DIRECTIVE:
Output the lines that follow exactly as they are.

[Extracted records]
####
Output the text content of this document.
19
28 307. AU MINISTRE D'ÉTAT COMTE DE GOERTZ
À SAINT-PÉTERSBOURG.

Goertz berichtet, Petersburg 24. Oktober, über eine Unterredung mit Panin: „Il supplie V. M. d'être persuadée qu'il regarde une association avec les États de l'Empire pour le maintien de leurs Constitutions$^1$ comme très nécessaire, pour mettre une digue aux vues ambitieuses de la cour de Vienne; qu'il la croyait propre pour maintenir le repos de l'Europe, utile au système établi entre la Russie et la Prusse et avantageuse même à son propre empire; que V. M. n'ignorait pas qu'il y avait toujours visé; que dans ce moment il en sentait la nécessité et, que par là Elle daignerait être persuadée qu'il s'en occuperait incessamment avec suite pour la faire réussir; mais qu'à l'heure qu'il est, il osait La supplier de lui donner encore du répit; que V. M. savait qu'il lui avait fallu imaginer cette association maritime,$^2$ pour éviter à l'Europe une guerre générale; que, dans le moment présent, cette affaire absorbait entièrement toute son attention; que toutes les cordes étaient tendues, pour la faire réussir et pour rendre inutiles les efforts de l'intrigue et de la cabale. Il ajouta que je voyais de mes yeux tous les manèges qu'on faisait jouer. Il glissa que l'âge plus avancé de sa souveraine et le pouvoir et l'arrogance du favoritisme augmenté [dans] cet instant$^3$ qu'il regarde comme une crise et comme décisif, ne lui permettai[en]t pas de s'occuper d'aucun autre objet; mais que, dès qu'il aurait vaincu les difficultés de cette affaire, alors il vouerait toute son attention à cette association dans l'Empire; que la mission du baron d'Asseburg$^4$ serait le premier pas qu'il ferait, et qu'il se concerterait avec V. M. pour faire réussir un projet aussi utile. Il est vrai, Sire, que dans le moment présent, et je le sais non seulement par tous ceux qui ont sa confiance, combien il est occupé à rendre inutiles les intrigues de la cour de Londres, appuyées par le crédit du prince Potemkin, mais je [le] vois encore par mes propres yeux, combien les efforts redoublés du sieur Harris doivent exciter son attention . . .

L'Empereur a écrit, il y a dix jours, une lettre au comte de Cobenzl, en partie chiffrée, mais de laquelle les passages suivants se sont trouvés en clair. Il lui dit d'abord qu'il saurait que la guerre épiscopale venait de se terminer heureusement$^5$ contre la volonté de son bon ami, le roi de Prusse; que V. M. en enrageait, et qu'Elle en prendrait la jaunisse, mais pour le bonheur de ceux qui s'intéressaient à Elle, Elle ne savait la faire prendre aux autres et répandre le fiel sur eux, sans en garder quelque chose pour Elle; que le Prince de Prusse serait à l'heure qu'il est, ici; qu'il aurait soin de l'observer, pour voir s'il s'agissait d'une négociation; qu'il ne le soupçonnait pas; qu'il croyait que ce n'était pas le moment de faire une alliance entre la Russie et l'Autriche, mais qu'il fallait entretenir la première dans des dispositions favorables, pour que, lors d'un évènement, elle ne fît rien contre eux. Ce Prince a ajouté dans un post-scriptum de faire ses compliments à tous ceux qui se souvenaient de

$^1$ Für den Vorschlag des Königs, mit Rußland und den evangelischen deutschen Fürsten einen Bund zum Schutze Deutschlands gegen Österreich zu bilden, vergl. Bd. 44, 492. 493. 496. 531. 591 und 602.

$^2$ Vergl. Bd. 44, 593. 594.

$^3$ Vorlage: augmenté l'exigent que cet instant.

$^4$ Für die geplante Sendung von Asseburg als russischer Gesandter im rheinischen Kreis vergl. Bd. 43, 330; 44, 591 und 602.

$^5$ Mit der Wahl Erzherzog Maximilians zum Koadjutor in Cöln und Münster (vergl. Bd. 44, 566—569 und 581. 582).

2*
####
RESPONSE:
Output the text content of this document.
19
28 307. AU MINISTRE D'ÉTAT COMTE DE GOERTZ
À SAINT-PÉTERSBOURG.

Goertz berichtet, Petersburg 24. Oktober, über eine Unterredung mit Panin: „Il supplie V. M. d'être persuadée qu'il regarde une association avec les États de l'Empire pour le maintien de leurs Constitutions$^1$ comme très nécessaire, pour mettre une digue aux vues ambitieuses de la cour de Vienne; qu'il la croyait propre pour maintenir le repos de l'Europe, utile au système établi entre la Russie et la Prusse et avantageuse même à son propre empire; que V. M. n'ignorait pas qu'il y avait toujours visé; que dans ce moment il en sentait la nécessité et, que par là Elle daignerait être persuadée qu'il s'en occuperait incessamment avec suite pour la faire réussir; mais qu'à l'heure qu'il est, il osait La supplier de lui donner encore du répit; que V. M. savait qu'il lui avait fallu imaginer cette association maritime,$^2$ pour éviter à l'Europe une guerre générale; que, dans le moment présent, cette affaire absorbait entièrement toute son attention; que toutes les cordes étaient tendues, pour la faire réussir et pour rendre inutiles les efforts de l'intrigue et de la cabale. Il ajouta que je voyais de mes yeux tous les manèges qu'on faisait jouer. Il glissa que l'âge plus avancé de sa souveraine et le pouvoir et l'arrogance du favoritisme augmenté [dans] cet instant$^3$ qu'il regarde comme une crise et comme décisif, ne lui permettai[en]t pas de s'occuper d'aucun autre objet; mais que, dès qu'il aurait vaincu les difficultés de cette affaire, alors il vouerait toute son attention à cette association dans l'Empire; que la mission du baron d'Asseburg$^4$ serait le premier pas qu'il ferait, et qu'il se concerterait avec V. M. pour faire réussir un projet aussi utile. Il est vrai, Sire, que dans le moment présent, et je le sais non seulement par tous ceux qui ont sa confiance, combien il est occupé à rendre inutiles les intrigues de la cour de Londres, appuyées par le crédit du prince Potemkin, mais je [le] vois encore par mes propres yeux, combien les efforts redoublés du sieur Harris doivent exciter son attention . . .

L'Empereur a écrit, il y a dix jours, une lettre au comte de Cobenzl, en partie chiffrée, mais de laquelle les passages suivants se sont trouvés en clair. Il lui dit d'abord qu'il saurait que la guerre épiscopale venait de se terminer heureusement$^5$ contre la volonté de son bon ami, le roi de Prusse; que V. M. en enrageait, et qu'Elle en prendrait la jaunisse, mais pour le bonheur de ceux qui s'intéressaient à Elle, Elle ne savait la faire prendre aux autres et répandre le fiel sur eux, sans en garder quelque chose pour Elle; que le Prince de Prusse serait à l'heure qu'il est, ici; qu'il aurait soin de l'observer, pour voir s'il s'agissait d'une négociation; qu'il ne le soupçonnait pas; qu'il croyait que ce n'était pas le moment de faire une alliance entre la Russie et l'Autriche, mais qu'il fallait entretenir la première dans des dispositions favorables, pour que, lors d'un évènement, elle ne fît rien contre eux. Ce Prince a ajouté dans un post-scriptum de faire ses compliments à tous ceux qui se souvenaient de

$^1$ Für den Vorschlag des Königs, mit Rußland und den evangelischen deutschen Fürsten einen Bund zum Schutze Deutschlands gegen Österreich zu bilden, vergl. Bd. 44, 492. 493. 496. 531. 591 und 602.

$^2$ Vergl. Bd. 44, 593. 594.

$^3$ Vorlage: augmenté l'exigent que cet instant.

$^4$ Für die geplante Sendung von Asseburg als russischer Gesandter im rheinischen Kreis vergl. Bd. 43, 330; 44, 591 und 602.

$^5$ Mit der Wahl Erzherzog Maximilians zum Koadjutor in Cöln und Münster (vergl. Bd. 44, 566—569 und 581. 582).

2*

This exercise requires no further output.